From the material below, list every line containing "других".

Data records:

· · · · · · ·

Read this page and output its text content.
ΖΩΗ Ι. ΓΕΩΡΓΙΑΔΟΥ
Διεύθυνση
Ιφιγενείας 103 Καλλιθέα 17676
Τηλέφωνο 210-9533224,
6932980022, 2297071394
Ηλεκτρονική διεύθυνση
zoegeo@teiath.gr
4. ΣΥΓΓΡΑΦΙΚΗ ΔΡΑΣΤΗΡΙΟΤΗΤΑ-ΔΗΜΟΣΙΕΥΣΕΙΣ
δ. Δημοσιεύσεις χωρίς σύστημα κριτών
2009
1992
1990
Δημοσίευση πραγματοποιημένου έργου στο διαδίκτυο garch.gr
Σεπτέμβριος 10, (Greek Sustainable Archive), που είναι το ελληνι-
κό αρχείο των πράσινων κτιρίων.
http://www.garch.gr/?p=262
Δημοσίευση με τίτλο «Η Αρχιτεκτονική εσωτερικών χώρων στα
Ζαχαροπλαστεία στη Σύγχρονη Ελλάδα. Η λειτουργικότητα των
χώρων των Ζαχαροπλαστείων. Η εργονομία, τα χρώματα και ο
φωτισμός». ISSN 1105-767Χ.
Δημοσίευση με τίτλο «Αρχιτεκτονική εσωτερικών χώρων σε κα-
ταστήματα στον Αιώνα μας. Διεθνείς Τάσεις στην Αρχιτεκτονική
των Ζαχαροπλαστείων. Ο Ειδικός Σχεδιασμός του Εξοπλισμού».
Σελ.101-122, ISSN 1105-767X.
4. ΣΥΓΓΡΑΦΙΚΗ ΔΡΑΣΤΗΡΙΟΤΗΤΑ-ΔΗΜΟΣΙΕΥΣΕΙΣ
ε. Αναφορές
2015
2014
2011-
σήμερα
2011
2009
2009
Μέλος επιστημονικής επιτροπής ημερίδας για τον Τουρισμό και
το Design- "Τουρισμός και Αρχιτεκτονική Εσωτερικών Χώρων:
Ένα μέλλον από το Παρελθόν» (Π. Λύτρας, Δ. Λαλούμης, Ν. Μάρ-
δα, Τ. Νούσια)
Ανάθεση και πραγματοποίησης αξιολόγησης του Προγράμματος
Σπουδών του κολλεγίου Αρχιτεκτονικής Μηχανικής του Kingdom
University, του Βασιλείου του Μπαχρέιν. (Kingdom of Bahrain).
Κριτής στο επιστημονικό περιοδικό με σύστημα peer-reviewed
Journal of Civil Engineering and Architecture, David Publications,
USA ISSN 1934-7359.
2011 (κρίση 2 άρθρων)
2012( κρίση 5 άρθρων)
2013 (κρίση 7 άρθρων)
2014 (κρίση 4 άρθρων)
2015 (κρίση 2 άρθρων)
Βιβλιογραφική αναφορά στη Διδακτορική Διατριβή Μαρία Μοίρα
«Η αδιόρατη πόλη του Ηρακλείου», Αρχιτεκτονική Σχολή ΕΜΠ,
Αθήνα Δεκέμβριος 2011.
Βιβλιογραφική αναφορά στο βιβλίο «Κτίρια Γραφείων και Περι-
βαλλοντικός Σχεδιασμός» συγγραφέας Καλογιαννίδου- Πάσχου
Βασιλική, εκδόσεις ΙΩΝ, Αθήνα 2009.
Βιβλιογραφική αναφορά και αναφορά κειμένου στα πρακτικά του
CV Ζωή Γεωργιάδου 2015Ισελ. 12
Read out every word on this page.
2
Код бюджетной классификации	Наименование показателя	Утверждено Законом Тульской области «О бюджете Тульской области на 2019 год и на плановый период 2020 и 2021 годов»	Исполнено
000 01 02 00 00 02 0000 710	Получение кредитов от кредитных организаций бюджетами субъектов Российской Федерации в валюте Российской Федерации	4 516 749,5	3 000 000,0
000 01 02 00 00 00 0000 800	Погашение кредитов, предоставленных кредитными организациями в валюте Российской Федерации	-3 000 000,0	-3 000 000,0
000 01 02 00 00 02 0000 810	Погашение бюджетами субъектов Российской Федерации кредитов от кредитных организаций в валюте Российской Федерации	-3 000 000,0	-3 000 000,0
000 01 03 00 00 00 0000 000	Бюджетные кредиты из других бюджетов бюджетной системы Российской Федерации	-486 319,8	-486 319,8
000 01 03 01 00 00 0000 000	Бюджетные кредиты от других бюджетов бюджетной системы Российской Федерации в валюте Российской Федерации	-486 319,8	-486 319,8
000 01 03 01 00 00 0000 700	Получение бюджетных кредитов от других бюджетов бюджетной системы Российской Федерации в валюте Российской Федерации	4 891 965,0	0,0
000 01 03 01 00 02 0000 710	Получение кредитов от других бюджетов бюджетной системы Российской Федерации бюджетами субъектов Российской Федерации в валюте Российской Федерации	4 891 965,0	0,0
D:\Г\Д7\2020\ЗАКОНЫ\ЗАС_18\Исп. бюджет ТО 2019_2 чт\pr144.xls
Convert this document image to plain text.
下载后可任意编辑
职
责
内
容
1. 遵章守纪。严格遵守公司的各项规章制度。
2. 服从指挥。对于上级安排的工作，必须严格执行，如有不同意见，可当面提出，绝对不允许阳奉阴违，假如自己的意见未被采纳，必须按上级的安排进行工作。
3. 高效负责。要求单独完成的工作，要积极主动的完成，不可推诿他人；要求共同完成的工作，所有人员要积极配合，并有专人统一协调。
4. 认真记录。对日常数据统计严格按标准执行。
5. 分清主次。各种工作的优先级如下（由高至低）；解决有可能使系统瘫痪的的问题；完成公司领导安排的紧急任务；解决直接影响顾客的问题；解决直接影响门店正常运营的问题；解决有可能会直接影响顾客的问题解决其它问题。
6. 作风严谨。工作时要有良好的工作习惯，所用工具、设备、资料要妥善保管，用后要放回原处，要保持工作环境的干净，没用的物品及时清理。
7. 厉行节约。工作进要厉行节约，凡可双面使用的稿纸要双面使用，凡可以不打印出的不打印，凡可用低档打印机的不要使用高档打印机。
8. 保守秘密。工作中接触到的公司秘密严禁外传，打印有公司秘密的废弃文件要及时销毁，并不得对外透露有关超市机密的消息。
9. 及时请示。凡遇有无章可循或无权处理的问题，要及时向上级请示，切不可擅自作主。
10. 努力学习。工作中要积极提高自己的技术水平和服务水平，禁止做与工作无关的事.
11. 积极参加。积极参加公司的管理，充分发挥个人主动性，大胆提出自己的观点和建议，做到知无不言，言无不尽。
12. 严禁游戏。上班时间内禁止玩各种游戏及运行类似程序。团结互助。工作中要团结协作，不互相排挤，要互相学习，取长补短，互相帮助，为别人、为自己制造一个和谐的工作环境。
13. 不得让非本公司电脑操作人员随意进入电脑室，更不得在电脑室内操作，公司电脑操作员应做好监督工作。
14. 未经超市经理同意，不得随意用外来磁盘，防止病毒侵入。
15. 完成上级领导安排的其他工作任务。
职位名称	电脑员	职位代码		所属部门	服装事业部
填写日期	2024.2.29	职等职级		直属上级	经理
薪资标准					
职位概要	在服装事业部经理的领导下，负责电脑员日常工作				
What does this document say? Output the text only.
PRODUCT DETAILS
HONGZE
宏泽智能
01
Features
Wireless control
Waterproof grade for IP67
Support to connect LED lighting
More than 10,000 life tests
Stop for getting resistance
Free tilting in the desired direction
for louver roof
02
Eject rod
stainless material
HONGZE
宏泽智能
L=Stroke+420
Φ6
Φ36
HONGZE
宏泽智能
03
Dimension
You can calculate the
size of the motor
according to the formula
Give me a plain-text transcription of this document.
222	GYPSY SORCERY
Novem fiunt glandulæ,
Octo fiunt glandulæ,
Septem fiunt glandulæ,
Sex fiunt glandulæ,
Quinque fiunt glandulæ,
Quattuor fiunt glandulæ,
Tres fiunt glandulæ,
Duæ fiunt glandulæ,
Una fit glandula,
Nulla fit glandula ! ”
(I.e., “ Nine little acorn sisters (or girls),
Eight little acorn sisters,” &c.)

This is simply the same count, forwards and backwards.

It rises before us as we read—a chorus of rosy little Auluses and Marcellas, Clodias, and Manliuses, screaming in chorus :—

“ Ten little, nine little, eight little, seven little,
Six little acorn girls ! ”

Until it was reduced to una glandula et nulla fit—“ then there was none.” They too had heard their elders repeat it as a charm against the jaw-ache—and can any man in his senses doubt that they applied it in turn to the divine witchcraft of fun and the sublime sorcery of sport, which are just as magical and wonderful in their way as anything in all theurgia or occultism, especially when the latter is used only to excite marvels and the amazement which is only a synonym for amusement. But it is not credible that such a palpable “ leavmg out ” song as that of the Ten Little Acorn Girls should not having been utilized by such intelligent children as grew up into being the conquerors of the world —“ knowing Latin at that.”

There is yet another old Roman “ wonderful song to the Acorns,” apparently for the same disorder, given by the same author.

· · · · · · ·

- Exercise output:
000 01 03 00 00 00 0000 000	Бюджетные кредиты из других бюджетов бюджетной системы Российской Федерации	-486 319,8	-486 319,8
000 01 03 01 00 00 0000 000	Бюджетные кредиты от других бюджетов бюджетной системы Российской Федерации в валюте Российской Федерации	-486 319,8	-486 319,8
000 01 03 01 00 00 0000 700	Получение бюджетных кредитов от других бюджетов бюджетной системы Российской Федерации в валюте Российской Федерации	4 891 965,0	0,0
000 01 03 01 00 02 0000 710	Получение кредитов от других бюджетов бюджетной системы Российской Федерации бюджетами субъектов Российской Федерации в валюте Российской Федерации	4 891 965,0	0,0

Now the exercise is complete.